#### EXERCISE REQUIREMENTS
Each entry must appear again exactly as it does in the source.

--- Begin ---

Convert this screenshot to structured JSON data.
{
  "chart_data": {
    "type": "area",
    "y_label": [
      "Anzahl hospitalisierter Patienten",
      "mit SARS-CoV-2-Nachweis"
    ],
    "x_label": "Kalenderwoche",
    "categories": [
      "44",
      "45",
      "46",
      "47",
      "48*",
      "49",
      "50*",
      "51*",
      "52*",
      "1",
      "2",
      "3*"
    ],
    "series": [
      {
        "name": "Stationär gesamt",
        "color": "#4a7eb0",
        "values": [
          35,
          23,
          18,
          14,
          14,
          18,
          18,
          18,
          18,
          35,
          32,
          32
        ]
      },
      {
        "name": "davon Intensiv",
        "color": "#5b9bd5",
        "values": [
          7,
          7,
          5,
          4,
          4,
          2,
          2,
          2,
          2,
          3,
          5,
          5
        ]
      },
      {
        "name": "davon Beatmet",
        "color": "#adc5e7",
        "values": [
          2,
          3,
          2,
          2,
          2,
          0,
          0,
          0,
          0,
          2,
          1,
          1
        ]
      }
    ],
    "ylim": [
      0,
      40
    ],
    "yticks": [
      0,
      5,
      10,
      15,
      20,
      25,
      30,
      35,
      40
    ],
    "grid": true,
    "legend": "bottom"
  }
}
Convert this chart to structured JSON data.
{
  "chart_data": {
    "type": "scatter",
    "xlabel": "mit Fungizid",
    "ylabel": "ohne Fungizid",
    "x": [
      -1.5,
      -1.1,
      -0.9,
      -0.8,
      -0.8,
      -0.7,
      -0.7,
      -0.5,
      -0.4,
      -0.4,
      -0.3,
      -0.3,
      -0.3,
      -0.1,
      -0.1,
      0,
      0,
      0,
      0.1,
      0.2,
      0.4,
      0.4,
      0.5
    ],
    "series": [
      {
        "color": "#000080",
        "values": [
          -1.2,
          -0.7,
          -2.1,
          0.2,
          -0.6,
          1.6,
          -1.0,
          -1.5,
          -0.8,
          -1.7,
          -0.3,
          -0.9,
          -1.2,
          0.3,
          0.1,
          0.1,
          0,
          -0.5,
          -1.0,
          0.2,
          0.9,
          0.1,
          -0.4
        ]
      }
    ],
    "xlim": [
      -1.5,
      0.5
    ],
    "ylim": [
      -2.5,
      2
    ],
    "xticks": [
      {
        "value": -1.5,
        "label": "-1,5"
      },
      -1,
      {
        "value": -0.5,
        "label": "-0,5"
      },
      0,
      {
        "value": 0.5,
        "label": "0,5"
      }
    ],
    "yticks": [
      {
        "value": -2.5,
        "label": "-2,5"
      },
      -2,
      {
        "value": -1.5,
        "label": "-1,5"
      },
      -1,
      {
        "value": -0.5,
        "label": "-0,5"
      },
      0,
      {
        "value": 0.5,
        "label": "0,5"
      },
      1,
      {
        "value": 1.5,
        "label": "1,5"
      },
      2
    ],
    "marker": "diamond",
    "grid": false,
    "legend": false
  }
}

--- End ---

#### TASK RESULT
Convert this screenshot to structured JSON data.
{
  "chart_data": {
    "type": "area",
    "y_label": [
      "Anzahl hospitalisierter Patienten",
      "mit SARS-CoV-2-Nachweis"
    ],
    "x_label": "Kalenderwoche",
    "categories": [
      "44",
      "45",
      "46",
      "47",
      "48*",
      "49",
      "50*",
      "51*",
      "52*",
      "1",
      "2",
      "3*"
    ],
    "series": [
      {
        "name": "Stationär gesamt",
        "color": "#4a7eb0",
        "values": [
          35,
          23,
          18,
          14,
          14,
          18,
          18,
          18,
          18,
          35,
          32,
          32
        ]
      },
      {
        "name": "davon Intensiv",
        "color": "#5b9bd5",
        "values": [
          7,
          7,
          5,
          4,
          4,
          2,
          2,
          2,
          2,
          3,
          5,
          5
        ]
      },
      {
        "name": "davon Beatmet",
        "color": "#adc5e7",
        "values": [
          2,
          3,
          2,
          2,
          2,
          0,
          0,
          0,
          0,
          2,
          1,
          1
        ]
      }
    ],
    "ylim": [
      0,
      40
    ],
    "yticks": [
      0,
      5,
      10,
      15,
      20,
      25,
      30,
      35,
      40
    ],
    "grid": true,
    "legend": "bottom"
  }
}
Convert this chart to structured JSON data.
{
  "chart_data": {
    "type": "scatter",
    "xlabel": "mit Fungizid",
    "ylabel": "ohne Fungizid",
    "x": [
      -1.5,
      -1.1,
      -0.9,
      -0.8,
      -0.8,
      -0.7,
      -0.7,
      -0.5,
      -0.4,
      -0.4,
      -0.3,
      -0.3,
      -0.3,
      -0.1,
      -0.1,
      0,
      0,
      0,
      0.1,
      0.2,
      0.4,
      0.4,
      0.5
    ],
    "series": [
      {
        "color": "#000080",
        "values": [
          -1.2,
          -0.7,
          -2.1,
          0.2,
          -0.6,
          1.6,
          -1.0,
          -1.5,
          -0.8,
          -1.7,
          -0.3,
          -0.9,
          -1.2,
          0.3,
          0.1,
          0.1,
          0,
          -0.5,
          -1.0,
          0.2,
          0.9,
          0.1,
          -0.4
        ]
      }
    ],
    "xlim": [
      -1.5,
      0.5
    ],
    "ylim": [
      -2.5,
      2
    ],
    "xticks": [
      {
        "value": -1.5,
        "label": "-1,5"
      },
      -1,
      {
        "value": -0.5,
        "label": "-0,5"
      },
      0,
      {
        "value": 0.5,
        "label": "0,5"
      }
    ],
    "yticks": [
      {
        "value": -2.5,
        "label": "-2,5"
      },
      -2,
      {
        "value": -1.5,
        "label": "-1,5"
      },
      -1,
      {
        "value": -0.5,
        "label": "-0,5"
      },
      0,
      {
        "value": 0.5,
        "label": "0,5"
      },
      1,
      {
        "value": 1.5,
        "label": "1,5"
      },
      2
    ],
    "marker": "diamond",
    "grid": false,
    "legend": false
  }
}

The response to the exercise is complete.